Begin Working data
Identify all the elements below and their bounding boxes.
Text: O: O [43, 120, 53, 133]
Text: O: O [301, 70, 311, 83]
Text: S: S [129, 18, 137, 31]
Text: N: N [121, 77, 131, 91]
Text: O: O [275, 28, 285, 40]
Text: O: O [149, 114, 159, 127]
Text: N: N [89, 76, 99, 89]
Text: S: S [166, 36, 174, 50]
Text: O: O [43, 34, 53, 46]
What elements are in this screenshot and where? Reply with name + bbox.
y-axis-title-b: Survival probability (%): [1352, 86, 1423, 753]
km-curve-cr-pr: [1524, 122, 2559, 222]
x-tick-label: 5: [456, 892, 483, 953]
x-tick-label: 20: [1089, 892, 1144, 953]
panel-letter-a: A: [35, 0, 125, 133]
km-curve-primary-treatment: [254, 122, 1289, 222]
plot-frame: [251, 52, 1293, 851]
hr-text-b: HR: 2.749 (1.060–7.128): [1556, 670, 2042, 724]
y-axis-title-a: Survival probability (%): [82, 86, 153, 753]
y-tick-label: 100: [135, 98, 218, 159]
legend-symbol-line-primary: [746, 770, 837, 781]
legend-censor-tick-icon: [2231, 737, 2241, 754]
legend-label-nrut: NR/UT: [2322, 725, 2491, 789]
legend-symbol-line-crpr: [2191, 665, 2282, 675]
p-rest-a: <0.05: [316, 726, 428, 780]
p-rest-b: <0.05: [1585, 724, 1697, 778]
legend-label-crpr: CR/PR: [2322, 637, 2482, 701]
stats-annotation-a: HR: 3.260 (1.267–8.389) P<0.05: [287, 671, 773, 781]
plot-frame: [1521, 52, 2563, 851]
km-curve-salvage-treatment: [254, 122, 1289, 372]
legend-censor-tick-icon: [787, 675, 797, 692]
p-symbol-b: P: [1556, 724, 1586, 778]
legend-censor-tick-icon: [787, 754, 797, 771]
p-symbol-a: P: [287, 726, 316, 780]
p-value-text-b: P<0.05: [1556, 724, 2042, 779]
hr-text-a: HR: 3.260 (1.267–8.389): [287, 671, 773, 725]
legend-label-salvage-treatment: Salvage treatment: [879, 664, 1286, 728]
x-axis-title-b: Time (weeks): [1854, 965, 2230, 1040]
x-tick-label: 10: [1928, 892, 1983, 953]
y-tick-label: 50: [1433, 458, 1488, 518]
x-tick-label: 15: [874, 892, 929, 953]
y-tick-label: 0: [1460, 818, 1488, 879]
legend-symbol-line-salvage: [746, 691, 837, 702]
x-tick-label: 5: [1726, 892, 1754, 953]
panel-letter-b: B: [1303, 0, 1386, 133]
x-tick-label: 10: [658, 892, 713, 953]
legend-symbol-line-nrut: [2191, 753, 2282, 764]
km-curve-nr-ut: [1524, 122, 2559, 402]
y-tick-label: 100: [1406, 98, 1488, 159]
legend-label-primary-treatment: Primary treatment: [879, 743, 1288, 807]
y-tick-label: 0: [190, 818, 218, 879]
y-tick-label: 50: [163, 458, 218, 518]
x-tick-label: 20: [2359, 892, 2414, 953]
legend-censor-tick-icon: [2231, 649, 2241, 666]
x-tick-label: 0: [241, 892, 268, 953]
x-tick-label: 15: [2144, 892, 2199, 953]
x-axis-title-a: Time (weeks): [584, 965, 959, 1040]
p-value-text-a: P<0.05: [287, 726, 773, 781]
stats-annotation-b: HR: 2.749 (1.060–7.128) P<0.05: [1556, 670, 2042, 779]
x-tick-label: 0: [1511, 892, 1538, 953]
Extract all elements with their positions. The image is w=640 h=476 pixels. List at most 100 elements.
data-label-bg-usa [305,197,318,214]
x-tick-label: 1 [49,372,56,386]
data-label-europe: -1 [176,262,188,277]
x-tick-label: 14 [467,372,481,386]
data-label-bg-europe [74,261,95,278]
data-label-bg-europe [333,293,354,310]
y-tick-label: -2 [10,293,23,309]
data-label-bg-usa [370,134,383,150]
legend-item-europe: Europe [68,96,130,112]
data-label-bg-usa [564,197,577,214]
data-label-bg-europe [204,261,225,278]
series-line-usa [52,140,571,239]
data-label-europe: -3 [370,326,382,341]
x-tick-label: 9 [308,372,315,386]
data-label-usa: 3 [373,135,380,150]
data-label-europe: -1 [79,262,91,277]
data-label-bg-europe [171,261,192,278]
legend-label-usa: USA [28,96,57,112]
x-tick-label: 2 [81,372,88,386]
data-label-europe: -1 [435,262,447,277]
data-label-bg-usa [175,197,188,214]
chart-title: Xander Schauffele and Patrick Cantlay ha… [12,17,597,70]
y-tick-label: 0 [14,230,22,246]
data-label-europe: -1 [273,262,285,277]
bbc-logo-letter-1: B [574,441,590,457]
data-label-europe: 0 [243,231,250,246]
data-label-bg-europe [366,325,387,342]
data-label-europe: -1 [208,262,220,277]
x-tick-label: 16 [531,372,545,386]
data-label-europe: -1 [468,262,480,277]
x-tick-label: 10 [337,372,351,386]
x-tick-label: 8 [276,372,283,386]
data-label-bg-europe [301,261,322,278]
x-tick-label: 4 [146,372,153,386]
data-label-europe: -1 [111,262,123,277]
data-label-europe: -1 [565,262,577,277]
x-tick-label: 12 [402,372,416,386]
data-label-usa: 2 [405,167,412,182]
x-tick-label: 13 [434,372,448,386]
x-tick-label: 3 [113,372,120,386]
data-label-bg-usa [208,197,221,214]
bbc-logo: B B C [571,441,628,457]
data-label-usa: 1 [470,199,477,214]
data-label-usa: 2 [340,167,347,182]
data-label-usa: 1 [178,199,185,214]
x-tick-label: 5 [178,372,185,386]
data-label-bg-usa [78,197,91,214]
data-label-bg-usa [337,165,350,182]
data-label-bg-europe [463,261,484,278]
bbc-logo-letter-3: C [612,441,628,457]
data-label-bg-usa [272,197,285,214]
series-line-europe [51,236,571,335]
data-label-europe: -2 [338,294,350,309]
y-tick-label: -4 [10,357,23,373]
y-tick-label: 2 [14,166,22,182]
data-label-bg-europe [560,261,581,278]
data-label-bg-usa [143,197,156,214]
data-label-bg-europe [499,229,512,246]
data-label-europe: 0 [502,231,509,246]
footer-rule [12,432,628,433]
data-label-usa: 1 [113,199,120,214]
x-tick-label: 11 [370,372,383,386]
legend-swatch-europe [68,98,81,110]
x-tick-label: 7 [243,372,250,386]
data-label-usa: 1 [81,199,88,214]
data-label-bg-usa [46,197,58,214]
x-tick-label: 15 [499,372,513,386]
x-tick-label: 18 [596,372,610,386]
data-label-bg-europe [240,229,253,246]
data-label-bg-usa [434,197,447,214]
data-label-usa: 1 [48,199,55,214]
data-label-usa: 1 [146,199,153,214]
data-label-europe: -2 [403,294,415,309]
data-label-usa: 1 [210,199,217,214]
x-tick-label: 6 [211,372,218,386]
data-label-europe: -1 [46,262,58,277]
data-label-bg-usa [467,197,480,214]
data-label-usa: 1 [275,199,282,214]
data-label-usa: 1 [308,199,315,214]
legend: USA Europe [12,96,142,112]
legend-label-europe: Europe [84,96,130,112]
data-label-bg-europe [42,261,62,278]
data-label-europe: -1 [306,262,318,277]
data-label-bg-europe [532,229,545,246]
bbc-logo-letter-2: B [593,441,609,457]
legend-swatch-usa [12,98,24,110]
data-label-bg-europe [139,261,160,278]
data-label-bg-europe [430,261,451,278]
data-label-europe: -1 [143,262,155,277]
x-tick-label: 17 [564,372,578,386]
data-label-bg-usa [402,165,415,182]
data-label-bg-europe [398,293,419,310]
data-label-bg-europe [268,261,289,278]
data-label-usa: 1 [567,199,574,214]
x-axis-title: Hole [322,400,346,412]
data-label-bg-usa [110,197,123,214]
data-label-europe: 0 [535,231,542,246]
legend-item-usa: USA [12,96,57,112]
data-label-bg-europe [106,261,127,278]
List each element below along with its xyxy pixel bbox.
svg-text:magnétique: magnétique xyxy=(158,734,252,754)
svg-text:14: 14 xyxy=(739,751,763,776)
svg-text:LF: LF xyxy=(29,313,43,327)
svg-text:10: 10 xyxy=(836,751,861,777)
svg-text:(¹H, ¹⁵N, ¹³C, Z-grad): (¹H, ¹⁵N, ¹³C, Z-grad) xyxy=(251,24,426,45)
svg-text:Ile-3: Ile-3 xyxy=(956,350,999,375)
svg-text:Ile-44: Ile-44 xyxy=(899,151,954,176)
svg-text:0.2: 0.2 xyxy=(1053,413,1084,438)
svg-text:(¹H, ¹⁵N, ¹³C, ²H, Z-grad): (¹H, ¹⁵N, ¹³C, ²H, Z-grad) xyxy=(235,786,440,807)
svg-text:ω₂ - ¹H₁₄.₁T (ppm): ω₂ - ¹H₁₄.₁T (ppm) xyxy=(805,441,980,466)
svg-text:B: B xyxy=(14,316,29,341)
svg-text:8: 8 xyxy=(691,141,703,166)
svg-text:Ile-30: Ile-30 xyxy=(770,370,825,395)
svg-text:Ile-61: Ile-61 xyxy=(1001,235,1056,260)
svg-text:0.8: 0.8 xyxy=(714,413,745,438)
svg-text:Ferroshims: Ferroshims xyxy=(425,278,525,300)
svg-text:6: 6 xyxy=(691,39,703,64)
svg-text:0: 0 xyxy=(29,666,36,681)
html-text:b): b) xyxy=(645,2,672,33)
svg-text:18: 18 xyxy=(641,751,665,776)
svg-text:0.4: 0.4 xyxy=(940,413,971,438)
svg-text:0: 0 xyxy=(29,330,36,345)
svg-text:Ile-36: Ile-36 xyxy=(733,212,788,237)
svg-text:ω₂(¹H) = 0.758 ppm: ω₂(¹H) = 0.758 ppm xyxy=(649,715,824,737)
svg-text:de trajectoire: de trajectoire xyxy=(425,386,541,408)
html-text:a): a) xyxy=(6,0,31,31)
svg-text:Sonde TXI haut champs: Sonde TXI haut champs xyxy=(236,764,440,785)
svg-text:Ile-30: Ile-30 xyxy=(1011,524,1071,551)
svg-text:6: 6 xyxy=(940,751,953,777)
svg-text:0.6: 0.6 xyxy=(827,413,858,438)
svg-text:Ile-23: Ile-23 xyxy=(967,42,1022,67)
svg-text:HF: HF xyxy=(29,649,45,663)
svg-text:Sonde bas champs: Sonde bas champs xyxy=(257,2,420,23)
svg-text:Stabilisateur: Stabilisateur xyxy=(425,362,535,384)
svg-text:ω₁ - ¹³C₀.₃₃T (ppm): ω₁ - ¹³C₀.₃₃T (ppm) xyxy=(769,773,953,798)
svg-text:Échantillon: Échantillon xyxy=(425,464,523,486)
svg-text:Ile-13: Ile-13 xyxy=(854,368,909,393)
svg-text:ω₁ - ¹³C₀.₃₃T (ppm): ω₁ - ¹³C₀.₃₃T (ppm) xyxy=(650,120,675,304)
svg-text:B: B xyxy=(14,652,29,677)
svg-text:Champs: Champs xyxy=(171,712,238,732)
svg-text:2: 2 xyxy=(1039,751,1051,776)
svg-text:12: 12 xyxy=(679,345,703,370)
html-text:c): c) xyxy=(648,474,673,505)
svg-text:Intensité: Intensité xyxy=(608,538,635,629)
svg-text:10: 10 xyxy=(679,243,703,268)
End Working data
## Problem
Starting with the first row above, return each row word for word and stop after the row that contains "x-axis-title-b: Time (weeks): [1854, 965, 2230, 1040]".

## Task output
Identify all the elements below and their bounding boxes.
Text: O: O [43, 120, 53, 133]
Text: O: O [301, 70, 311, 83]
Text: S: S [129, 18, 137, 31]
Text: N: N [121, 77, 131, 91]
Text: O: O [275, 28, 285, 40]
Text: O: O [149, 114, 159, 127]
Text: N: N [89, 76, 99, 89]
Text: S: S [166, 36, 174, 50]
Text: O: O [43, 34, 53, 46]
What elements are in this screenshot and where? Reply with name + bbox.
y-axis-title-b: Survival probability (%): [1352, 86, 1423, 753]
km-curve-cr-pr: [1524, 122, 2559, 222]
x-tick-label: 5: [456, 892, 483, 953]
x-tick-label: 20: [1089, 892, 1144, 953]
panel-letter-a: A: [35, 0, 125, 133]
km-curve-primary-treatment: [254, 122, 1289, 222]
plot-frame: [251, 52, 1293, 851]
hr-text-b: HR: 2.749 (1.060–7.128): [1556, 670, 2042, 724]
y-axis-title-a: Survival probability (%): [82, 86, 153, 753]
y-tick-label: 100: [135, 98, 218, 159]
legend-symbol-line-primary: [746, 770, 837, 781]
legend-censor-tick-icon: [2231, 737, 2241, 754]
legend-label-nrut: NR/UT: [2322, 725, 2491, 789]
legend-symbol-line-crpr: [2191, 665, 2282, 675]
p-rest-a: <0.05: [316, 726, 428, 780]
p-rest-b: <0.05: [1585, 724, 1697, 778]
legend-label-crpr: CR/PR: [2322, 637, 2482, 701]
stats-annotation-a: HR: 3.260 (1.267–8.389) P<0.05: [287, 671, 773, 781]
plot-frame: [1521, 52, 2563, 851]
km-curve-salvage-treatment: [254, 122, 1289, 372]
legend-censor-tick-icon: [787, 675, 797, 692]
p-symbol-b: P: [1556, 724, 1586, 778]
legend-censor-tick-icon: [787, 754, 797, 771]
p-symbol-a: P: [287, 726, 316, 780]
p-value-text-b: P<0.05: [1556, 724, 2042, 779]
hr-text-a: HR: 3.260 (1.267–8.389): [287, 671, 773, 725]
legend-label-salvage-treatment: Salvage treatment: [879, 664, 1286, 728]
x-axis-title-b: Time (weeks): [1854, 965, 2230, 1040]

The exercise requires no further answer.